▶ [STATED GOAL]:
Scan the material that follows. Copy every line containing the word "Facilities".

▶ [DATA PROVIDED]:
------

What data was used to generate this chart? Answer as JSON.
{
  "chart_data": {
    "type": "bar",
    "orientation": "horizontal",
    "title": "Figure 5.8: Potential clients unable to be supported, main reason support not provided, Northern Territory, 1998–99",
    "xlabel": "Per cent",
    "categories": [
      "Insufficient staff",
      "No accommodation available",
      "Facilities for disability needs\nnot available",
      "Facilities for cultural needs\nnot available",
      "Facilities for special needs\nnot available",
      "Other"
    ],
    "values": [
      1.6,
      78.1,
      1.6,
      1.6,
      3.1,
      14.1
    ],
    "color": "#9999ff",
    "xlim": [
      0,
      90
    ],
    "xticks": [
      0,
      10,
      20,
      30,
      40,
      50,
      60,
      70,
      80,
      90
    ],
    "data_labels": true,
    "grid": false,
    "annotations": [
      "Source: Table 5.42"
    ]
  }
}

------

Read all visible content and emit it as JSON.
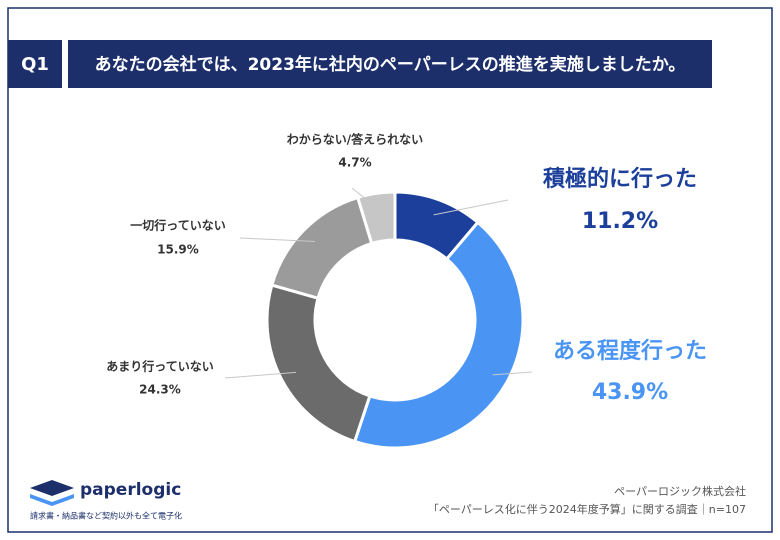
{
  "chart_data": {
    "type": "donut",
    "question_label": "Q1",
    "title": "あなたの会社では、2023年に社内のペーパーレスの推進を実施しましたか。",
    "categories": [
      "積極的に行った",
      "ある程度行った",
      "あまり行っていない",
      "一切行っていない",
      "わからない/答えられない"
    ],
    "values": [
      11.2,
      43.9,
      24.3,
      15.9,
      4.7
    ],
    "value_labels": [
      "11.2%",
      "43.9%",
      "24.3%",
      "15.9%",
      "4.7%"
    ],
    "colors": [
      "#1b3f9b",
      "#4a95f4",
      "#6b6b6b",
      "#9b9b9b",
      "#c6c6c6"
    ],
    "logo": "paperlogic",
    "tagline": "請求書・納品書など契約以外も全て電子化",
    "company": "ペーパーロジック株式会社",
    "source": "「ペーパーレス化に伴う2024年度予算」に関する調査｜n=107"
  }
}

------

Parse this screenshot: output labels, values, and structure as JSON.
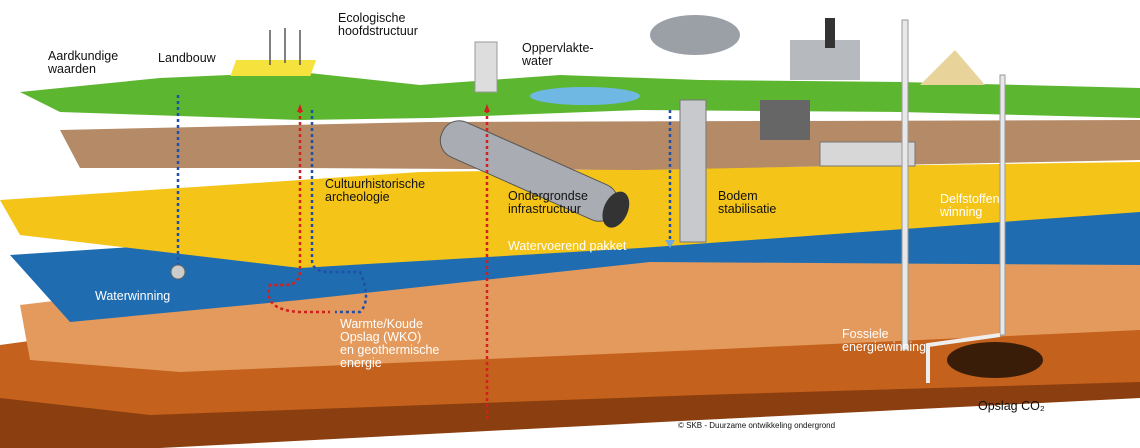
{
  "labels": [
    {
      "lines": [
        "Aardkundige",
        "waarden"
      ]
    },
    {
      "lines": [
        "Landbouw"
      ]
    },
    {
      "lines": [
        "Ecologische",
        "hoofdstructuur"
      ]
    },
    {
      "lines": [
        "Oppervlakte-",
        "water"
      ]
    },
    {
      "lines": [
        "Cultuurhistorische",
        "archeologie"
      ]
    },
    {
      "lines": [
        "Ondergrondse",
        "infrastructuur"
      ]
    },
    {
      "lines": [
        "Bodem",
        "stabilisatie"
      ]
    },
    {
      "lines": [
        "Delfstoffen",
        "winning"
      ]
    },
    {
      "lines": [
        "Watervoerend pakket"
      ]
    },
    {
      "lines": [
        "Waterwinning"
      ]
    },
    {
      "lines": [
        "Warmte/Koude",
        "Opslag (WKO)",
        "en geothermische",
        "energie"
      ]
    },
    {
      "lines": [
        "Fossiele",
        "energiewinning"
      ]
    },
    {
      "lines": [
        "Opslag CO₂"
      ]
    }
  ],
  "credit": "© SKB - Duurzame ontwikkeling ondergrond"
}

------

▶ [ANSWER FOR THE TASK]:
      "Facilities for disability needs\nnot available",
      "Facilities for cultural needs\nnot available",
      "Facilities for special needs\nnot available",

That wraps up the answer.